The results of TGA studies of the control MNPs and the BA-MNPs are presented in Figure 7c. Analysis of the control MNPs shows a steady decrease in sample weight of around 1.51% between 24 and 330 ℃. During the early part of this stage, water present in the capping vaporizes, leaving the salt-based capping still attached to the surface of the MNPs. However, at around 330 ℃, the salt-based coating has decomposed, leaving the bare MNPs. After 330 ℃, a small increase in weight occurs as the temperature and time increase. This small increase in weight was caused by the control MNPs undergoing surface oxidation ^[92]. TGA analysis of the BA-MNPs shows a two-step decomposition process over the temperature range, as seen in Figure 7c. During the first stage, between 24 and 120 ℃, there was a weight loss of 1.09% due to water evaporation and decomposition of some volatile phytochemicals ^[93,94]. During the second stage, between 150 and 400 ℃, there was a further weight loss of 2.99%. During this stage, salts and phytochemicals on the surface of the nanoparticles decomposed until only bare MNPs remained ^[95,96,97]. Overall, the thermal studies have shown the nanoparticle capping starts to decompose around 100 ℃; by 400 ℃, the capping agent was no longer present on the surface of the BA-MNPs.

4.7. Life cycle assessment and cost analysis

4.7.1. Life cycle assessment (LCA) of the BA-MNPs

LCA analysis was used to assess the environmental impact of the BA-MNPs produced in this study. The LCA analysis adhered to the procedures and guidelines as specified in ISO14040:2006 and ISO14044:2006 ^[98,99]. Table 9 presents a complete list of items used in preparing BA-MNPs.

Table 9. Inventory data needed to conduct an LCA analysis for the preparation of BA-MNPs from BA leaf extract.

Material/Process	Unit	Input
Transportation	t-km	0
Transportation of BA leaves	t-km	0
Preparation of BA leaf extract	-	-
BA leaves	g	2
Milli-Q^® water for cleaning BA leaves	mL	100
Electrical energy for drying leaves	MJ	0.04
Deionized water for supernatant	mL	100
Electrical energy for heating	MJ	2.29
BA-Mag NPs synthesis	-	-
FeCl₃	g	1.33
FeSO₄·7H₂O	g	0.67
Electrical energy for heating	MJ	0.72
NH₄OH (28%)	g	0.01
Ethanol for cleaning	mL	50
Milli-Q^® water for cleaning	mL	200
Electrical energy for vacuum drying	MJ	0.72
Total energy use	MJ	13.99
Total water use	mL	400

| Show Table

DownLoad: CSV

The life cycle inventory (LCI) for producing BA-MNPs from BA leaf extract was developed by deconstructing process inputs and emissions, as shown in Table 10. The procedure uses Eco-Invent datasets to model the environmental impact associated with the production and consumption of each input.

Excerpted data
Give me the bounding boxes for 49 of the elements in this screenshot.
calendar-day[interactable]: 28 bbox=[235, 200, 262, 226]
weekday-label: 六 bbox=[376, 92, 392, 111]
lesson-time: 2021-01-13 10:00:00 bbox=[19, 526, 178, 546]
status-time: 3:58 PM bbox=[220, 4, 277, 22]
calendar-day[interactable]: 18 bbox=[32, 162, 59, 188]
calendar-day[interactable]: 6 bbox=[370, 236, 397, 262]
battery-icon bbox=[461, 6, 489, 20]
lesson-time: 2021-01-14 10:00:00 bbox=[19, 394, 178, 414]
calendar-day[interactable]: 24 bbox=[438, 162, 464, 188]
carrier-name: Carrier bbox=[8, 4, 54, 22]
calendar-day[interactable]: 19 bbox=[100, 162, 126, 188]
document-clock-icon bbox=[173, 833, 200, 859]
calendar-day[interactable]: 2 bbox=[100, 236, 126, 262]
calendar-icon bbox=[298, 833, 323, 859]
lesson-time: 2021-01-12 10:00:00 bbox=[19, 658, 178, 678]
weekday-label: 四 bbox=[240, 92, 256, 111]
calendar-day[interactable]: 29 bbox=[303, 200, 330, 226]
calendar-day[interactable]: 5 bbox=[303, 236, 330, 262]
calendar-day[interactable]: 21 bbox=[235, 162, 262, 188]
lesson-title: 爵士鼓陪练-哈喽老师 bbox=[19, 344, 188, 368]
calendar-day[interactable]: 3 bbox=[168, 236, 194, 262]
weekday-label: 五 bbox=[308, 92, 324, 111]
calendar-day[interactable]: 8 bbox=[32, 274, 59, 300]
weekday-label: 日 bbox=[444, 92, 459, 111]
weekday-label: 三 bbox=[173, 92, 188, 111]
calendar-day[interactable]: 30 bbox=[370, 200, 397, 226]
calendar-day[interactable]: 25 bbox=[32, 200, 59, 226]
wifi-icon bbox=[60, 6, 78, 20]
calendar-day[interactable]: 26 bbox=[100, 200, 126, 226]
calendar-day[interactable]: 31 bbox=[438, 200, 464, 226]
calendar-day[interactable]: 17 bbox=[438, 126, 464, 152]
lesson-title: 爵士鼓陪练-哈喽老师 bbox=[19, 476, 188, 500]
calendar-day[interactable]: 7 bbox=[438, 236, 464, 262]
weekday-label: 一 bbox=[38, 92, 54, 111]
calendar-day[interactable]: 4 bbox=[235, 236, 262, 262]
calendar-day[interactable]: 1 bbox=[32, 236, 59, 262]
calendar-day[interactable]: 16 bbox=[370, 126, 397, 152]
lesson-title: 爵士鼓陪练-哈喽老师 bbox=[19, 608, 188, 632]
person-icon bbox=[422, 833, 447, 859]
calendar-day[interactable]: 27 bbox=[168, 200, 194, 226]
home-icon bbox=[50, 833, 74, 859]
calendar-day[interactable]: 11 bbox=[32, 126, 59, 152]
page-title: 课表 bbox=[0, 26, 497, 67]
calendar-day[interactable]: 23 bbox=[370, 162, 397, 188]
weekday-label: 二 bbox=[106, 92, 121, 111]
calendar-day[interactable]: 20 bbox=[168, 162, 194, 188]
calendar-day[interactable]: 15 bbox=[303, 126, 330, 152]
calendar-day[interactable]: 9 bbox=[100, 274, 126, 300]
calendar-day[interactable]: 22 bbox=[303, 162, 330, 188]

Exercise goal
Retype everything in the BA-MNP passage above from "LCA analysis was" down to "BA leaf extract.", with every character unchanged.

Output of the exercise
LCA analysis was used to assess the environmental impact of the BA-MNPs produced in this study. The LCA analysis adhered to the procedures and guidelines as specified in ISO14040:2006 and ISO14044:2006 ^[98,99]. Table 9 presents a complete list of items used in preparing BA-MNPs.

Table 9. Inventory data needed to conduct an LCA analysis for the preparation of BA-MNPs from BA leaf extract.